-- BEGIN Supplied data --

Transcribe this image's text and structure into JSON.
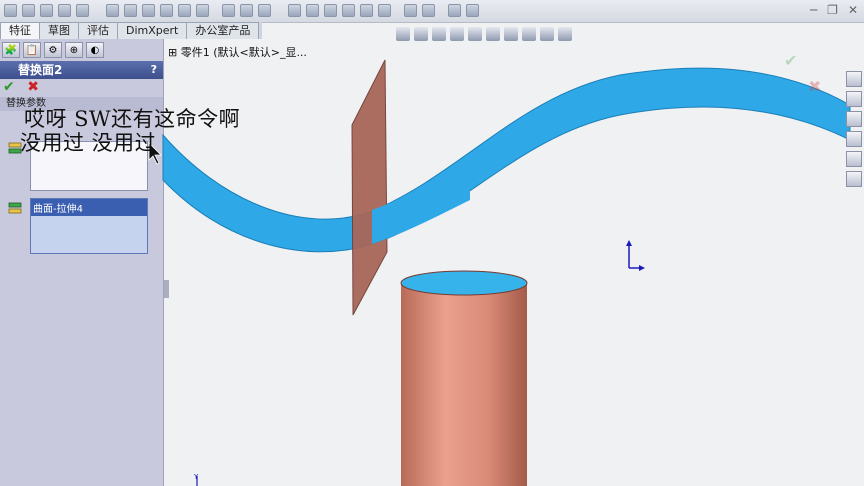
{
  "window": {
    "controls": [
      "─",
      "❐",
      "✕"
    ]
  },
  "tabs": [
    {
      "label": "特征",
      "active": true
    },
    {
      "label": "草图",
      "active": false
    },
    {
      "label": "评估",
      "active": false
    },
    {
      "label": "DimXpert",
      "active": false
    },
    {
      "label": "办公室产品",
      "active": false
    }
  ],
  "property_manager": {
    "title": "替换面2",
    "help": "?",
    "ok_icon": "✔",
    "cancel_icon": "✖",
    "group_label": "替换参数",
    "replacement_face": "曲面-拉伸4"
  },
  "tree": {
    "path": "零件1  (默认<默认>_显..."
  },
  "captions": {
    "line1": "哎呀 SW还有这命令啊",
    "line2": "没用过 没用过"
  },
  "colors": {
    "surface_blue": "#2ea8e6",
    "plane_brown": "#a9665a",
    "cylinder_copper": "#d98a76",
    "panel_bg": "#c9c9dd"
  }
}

-- END Supplied data --
-- BEGIN Supplied data --

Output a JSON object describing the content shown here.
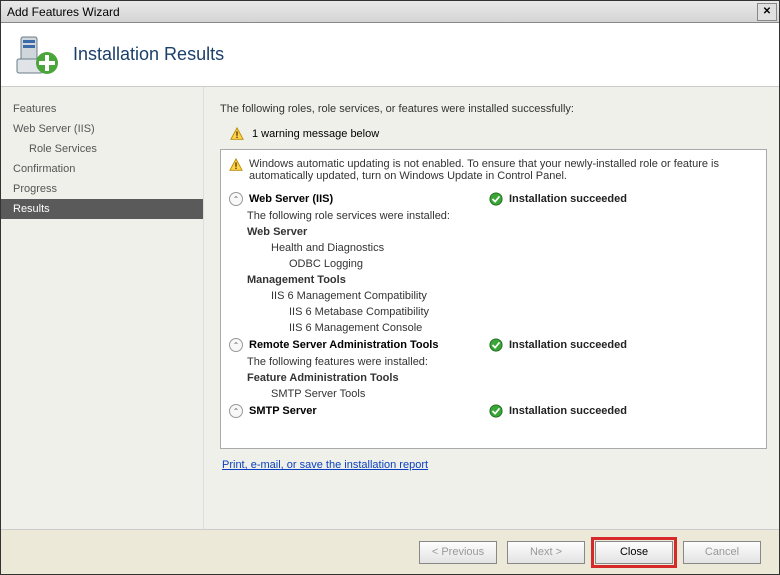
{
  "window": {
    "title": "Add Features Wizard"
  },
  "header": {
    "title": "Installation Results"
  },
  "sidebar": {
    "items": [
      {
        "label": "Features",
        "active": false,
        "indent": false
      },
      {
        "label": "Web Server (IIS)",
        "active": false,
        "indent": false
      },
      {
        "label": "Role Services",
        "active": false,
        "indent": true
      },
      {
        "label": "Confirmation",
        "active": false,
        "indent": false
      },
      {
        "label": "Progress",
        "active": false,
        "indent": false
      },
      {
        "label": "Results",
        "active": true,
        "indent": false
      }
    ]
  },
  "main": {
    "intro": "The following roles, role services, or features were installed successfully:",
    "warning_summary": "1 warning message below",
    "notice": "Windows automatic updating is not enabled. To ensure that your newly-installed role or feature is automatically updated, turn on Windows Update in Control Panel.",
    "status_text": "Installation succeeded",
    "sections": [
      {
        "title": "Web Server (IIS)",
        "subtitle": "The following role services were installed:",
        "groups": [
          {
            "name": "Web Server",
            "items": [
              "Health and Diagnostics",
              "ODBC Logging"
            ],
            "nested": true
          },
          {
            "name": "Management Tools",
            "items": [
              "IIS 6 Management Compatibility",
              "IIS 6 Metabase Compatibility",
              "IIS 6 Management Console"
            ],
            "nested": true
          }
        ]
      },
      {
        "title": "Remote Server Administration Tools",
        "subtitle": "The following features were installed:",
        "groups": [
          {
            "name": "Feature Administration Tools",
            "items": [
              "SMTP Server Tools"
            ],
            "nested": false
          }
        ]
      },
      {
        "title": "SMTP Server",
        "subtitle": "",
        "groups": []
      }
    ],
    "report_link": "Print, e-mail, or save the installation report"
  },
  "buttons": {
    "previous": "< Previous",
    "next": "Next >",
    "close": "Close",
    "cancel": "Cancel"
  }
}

-- END Supplied data --

Task requirements:
Copy out all lines from the material above that contain the string "were".

Answer to this task:
    "intro": "The following roles, role services, or features were installed successfully:",
        "subtitle": "The following role services were installed:",
        "subtitle": "The following features were installed:",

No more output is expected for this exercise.